── EXCERPTED RECORDS ──

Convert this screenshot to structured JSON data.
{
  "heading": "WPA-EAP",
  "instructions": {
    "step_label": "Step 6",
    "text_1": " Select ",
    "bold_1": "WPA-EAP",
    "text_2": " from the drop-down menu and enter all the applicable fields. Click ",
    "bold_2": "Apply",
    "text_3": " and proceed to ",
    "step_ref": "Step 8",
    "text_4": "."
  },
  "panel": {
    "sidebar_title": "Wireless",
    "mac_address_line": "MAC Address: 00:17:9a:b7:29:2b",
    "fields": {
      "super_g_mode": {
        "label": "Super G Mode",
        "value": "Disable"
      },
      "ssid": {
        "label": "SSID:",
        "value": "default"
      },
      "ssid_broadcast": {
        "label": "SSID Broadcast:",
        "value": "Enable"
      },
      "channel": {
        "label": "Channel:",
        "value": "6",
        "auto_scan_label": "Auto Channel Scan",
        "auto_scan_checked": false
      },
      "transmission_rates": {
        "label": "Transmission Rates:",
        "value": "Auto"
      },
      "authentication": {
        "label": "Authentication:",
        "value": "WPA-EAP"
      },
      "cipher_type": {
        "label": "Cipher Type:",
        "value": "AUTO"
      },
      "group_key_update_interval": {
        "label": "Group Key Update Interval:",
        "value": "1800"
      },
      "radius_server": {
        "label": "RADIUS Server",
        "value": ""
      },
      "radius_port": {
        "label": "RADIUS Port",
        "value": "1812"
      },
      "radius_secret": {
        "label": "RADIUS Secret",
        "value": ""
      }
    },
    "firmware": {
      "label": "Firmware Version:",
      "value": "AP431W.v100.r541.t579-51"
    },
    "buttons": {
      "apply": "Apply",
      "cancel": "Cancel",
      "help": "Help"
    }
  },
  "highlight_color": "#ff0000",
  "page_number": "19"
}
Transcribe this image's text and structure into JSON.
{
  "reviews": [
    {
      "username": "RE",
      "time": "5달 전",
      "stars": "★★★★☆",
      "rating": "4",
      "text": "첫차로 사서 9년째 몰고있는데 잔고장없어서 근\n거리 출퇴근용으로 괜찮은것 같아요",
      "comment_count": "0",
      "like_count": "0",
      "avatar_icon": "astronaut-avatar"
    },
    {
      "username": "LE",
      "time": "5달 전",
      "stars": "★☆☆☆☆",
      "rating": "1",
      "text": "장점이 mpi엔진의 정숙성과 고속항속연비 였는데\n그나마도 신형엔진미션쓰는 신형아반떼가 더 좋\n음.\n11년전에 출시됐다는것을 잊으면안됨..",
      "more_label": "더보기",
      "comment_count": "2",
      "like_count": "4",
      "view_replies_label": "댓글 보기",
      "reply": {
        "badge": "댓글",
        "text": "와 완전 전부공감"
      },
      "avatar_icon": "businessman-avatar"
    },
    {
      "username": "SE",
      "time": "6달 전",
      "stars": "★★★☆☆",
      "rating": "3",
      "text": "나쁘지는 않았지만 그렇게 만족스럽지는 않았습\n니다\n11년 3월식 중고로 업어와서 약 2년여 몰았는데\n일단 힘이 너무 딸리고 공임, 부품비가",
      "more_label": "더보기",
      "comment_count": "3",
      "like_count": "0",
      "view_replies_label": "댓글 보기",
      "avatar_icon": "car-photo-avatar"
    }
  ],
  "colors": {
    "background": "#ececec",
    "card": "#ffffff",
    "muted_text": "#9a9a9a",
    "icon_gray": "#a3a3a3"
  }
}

───

• WHAT THE TASK REQUIRES
Copy all lines of the material above where the string "JSON" occurs.

• FINISHED TASK
Convert this screenshot to structured JSON data.
Transcribe this image's text and structure into JSON.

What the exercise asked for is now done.